### Exercise instructions
Copy the data from its first line through the line that contains "y-tick-label: 20 <box>40 392 60 412</box>", both ends included, reproducing each line unchanged.

### Supplied material

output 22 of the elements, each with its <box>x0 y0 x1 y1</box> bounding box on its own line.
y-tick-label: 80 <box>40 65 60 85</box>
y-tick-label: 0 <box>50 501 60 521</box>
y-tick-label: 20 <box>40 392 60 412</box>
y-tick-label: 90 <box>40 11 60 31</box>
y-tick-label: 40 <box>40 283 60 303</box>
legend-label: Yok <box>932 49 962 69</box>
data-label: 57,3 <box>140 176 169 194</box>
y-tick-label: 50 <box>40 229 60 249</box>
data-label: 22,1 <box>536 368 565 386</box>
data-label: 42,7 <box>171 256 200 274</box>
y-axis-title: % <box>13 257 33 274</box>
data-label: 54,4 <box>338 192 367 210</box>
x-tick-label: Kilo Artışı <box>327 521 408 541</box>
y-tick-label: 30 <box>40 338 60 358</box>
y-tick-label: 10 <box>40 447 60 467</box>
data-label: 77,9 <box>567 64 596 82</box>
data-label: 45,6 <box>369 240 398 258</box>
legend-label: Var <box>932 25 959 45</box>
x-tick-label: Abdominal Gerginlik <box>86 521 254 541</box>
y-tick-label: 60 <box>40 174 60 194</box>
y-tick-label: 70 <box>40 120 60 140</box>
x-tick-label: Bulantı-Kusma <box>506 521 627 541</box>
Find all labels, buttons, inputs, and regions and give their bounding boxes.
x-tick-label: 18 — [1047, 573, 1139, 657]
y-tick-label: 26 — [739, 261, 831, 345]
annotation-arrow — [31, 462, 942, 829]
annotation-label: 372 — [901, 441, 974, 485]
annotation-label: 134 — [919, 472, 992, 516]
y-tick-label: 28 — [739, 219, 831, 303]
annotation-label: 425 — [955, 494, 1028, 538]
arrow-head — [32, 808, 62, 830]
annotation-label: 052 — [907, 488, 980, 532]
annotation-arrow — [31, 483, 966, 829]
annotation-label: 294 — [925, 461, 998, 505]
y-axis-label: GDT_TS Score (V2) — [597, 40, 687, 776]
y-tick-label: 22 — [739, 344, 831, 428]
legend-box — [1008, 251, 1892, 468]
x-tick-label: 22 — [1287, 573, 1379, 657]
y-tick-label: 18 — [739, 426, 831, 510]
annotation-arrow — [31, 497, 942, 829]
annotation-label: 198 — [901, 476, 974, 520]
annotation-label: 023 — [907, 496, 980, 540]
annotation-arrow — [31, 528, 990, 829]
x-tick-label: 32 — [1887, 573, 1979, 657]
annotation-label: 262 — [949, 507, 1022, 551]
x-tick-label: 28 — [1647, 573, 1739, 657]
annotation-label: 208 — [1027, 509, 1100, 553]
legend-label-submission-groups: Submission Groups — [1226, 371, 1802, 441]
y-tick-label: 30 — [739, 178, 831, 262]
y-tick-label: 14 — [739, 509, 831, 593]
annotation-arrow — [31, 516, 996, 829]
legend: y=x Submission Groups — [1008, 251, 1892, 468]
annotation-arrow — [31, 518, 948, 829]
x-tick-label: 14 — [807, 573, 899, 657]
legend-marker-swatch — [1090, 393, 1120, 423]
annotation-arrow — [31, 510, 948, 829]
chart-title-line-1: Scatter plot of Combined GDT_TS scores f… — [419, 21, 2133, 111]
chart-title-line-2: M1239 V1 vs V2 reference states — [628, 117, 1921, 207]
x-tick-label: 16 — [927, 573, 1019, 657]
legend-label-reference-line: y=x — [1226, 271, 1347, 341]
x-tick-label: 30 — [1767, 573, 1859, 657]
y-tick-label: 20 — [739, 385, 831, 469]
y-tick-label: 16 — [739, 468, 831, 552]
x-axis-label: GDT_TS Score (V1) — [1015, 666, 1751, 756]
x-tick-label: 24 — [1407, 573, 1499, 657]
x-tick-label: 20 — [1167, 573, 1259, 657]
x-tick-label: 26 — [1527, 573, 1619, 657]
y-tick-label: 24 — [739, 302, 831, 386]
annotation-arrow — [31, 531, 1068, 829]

### Response for this exercise
output 22 of the elements, each with its <box>x0 y0 x1 y1</box> bounding box on its own line.
y-tick-label: 80 <box>40 65 60 85</box>
y-tick-label: 0 <box>50 501 60 521</box>
y-tick-label: 20 <box>40 392 60 412</box>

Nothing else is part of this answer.